Count how many lines hold the string "doanh". Answer with that number and nothing more.

### GIVEN DATA:

---+---

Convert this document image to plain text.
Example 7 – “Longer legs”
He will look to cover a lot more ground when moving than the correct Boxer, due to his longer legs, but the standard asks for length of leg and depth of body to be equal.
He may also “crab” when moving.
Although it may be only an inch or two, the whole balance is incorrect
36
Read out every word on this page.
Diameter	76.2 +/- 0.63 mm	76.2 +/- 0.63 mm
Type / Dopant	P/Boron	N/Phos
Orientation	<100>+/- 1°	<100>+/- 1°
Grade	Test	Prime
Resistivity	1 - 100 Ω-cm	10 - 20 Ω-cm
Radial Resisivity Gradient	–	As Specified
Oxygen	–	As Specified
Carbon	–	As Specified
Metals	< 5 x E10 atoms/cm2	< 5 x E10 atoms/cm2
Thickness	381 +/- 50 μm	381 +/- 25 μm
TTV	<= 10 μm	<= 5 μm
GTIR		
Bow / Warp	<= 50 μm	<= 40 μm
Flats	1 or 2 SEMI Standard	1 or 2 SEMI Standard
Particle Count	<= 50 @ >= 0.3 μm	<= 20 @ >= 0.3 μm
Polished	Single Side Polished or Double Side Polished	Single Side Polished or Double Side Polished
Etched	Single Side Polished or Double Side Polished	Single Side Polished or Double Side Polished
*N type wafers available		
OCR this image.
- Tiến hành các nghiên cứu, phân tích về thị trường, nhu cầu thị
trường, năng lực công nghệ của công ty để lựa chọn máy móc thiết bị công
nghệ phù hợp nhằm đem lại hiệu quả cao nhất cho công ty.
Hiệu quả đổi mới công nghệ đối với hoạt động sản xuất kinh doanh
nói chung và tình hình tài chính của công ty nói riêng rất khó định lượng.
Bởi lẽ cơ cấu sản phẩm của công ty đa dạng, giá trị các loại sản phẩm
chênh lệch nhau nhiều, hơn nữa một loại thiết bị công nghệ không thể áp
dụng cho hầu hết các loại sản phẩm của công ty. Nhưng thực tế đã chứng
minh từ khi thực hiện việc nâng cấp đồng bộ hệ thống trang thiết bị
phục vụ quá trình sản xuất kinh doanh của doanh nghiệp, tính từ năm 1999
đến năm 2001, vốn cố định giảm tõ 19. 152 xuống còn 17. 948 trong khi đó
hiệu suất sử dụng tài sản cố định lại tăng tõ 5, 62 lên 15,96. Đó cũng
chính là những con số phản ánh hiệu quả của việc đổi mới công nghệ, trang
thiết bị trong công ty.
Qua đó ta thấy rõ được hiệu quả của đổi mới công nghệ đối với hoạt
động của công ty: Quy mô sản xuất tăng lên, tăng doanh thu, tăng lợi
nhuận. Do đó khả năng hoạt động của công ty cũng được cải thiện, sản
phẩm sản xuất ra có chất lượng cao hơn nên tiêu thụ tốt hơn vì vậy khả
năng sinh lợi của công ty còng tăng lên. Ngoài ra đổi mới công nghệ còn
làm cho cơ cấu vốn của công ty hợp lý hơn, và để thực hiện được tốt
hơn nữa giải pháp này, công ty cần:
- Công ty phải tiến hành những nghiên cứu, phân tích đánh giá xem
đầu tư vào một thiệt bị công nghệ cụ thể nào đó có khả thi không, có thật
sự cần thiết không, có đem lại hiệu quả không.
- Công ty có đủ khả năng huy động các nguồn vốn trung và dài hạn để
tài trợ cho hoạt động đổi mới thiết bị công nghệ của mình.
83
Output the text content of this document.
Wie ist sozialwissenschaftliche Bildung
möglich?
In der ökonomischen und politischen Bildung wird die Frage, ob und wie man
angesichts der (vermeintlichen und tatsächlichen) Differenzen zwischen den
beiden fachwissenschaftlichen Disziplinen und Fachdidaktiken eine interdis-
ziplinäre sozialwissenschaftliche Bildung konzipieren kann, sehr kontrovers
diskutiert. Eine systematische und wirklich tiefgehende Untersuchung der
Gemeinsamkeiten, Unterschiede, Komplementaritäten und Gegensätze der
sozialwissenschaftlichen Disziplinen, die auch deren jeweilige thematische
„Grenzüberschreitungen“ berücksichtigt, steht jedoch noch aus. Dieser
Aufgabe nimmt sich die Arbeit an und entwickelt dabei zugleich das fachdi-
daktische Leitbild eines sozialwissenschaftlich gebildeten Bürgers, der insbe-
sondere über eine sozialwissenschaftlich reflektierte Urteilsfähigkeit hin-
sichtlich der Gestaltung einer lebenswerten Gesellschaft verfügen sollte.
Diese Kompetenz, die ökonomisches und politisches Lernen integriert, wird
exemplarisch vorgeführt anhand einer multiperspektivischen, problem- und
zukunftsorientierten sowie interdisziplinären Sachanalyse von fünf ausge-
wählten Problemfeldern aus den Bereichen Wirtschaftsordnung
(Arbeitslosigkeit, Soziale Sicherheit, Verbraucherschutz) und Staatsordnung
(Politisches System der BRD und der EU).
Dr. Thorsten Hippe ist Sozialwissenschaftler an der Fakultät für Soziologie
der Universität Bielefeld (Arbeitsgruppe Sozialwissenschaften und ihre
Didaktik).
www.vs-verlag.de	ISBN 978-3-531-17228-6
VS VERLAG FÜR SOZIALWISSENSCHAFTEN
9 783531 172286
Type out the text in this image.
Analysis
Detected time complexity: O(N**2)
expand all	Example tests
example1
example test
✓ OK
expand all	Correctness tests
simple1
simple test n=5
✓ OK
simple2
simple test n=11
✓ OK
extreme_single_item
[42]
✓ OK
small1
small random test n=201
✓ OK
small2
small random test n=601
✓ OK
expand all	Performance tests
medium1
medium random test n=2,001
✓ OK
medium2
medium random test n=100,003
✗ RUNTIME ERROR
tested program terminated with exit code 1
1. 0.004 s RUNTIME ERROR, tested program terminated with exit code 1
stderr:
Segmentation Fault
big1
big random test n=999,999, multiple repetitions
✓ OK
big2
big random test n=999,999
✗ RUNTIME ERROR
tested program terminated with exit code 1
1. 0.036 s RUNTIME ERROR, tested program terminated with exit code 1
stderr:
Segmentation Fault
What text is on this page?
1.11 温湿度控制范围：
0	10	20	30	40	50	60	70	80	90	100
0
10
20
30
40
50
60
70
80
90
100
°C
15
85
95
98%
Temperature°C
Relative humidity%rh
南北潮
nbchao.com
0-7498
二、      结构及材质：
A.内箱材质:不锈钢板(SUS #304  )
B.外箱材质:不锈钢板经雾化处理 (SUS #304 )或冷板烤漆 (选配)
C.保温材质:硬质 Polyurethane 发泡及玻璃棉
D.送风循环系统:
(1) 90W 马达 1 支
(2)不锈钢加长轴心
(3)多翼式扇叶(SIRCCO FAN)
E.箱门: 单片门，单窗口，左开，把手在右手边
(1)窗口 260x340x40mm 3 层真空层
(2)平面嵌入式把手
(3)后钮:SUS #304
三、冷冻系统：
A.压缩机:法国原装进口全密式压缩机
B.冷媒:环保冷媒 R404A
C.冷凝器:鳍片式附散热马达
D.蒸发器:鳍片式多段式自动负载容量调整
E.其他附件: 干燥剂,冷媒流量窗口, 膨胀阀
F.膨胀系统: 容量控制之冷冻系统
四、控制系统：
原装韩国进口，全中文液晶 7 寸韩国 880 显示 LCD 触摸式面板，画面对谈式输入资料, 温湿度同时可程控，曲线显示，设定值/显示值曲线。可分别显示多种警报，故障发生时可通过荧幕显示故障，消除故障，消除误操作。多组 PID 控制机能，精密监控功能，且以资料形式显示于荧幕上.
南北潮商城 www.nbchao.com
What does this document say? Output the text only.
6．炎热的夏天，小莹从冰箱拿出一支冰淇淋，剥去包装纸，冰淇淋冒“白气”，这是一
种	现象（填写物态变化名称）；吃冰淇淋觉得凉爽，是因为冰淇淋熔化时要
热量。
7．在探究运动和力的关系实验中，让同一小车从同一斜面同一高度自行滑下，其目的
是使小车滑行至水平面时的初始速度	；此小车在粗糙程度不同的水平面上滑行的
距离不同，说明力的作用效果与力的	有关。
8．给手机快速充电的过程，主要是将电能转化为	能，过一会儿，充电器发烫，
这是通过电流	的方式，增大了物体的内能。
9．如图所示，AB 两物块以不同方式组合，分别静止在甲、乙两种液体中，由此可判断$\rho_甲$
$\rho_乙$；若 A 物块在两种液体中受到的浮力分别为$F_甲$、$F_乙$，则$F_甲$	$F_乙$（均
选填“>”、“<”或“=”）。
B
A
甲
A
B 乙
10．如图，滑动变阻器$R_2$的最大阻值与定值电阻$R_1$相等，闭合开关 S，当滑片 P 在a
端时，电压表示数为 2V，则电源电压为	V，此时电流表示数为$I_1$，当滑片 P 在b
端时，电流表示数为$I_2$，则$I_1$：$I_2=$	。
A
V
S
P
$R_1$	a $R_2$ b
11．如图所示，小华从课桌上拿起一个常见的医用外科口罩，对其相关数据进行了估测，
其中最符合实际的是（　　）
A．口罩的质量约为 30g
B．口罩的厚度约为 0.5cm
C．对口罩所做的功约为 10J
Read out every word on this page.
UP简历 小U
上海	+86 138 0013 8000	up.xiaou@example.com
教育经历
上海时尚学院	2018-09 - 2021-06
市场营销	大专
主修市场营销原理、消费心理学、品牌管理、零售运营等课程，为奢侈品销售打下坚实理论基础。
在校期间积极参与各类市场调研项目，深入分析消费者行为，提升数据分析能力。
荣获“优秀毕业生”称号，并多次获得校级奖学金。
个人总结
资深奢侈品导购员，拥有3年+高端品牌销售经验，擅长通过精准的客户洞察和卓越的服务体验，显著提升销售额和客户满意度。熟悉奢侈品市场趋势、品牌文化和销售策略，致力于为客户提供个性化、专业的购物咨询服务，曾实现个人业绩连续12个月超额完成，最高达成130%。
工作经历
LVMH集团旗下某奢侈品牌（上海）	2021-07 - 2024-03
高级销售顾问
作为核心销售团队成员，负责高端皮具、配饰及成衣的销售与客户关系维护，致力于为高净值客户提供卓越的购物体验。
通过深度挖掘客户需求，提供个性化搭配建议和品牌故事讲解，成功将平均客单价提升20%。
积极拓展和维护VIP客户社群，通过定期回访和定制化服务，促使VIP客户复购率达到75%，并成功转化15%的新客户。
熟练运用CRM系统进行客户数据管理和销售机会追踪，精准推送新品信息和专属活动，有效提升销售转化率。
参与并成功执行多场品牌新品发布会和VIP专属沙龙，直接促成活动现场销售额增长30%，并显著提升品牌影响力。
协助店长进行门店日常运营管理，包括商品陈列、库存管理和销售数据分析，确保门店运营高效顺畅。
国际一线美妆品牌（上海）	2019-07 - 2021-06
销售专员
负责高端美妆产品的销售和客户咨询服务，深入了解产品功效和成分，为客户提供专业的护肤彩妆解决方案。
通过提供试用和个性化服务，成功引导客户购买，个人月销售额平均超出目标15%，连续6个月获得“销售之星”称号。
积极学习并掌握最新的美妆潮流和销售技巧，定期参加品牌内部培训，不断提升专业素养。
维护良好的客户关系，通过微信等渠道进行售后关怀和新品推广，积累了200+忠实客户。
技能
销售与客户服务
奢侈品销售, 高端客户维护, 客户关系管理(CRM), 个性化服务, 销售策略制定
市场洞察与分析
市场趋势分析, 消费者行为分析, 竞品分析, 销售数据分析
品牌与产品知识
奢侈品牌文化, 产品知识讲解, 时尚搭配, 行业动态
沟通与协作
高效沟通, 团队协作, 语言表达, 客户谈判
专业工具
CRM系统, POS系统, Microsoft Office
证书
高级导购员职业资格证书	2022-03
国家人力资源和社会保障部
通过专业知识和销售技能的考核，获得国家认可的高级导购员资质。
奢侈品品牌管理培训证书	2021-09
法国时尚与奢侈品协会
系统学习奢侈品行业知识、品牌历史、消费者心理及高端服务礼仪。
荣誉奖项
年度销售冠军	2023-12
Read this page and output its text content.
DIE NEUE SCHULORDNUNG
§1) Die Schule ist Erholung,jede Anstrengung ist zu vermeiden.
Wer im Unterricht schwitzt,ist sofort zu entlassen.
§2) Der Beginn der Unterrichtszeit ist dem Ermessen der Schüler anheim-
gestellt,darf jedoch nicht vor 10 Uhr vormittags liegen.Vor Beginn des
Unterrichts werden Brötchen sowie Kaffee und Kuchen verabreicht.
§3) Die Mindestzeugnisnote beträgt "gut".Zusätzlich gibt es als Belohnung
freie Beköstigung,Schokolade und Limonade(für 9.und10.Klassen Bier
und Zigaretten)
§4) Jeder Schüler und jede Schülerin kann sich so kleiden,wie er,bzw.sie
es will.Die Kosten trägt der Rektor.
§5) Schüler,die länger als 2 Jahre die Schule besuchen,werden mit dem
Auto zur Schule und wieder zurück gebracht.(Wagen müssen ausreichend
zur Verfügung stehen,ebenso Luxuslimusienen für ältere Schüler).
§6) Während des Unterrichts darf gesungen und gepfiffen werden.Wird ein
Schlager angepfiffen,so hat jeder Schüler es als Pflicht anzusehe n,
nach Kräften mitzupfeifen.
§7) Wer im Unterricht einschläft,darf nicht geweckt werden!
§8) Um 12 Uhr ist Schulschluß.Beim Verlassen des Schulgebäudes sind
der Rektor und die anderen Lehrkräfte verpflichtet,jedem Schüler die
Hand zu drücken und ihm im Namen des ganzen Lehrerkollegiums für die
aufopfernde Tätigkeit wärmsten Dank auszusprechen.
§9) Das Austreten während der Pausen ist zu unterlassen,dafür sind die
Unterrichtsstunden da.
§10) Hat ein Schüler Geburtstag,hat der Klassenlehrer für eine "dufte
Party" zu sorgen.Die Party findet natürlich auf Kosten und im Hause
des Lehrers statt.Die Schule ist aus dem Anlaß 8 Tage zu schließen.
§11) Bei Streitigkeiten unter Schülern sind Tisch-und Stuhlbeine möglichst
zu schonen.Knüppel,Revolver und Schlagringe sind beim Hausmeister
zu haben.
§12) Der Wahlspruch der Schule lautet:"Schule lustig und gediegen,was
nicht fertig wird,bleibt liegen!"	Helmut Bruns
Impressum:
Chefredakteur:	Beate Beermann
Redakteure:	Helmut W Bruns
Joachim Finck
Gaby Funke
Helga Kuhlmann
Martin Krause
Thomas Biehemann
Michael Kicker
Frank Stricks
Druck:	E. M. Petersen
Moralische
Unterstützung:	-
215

---+---

### REPLY TO THE EXERCISE:
3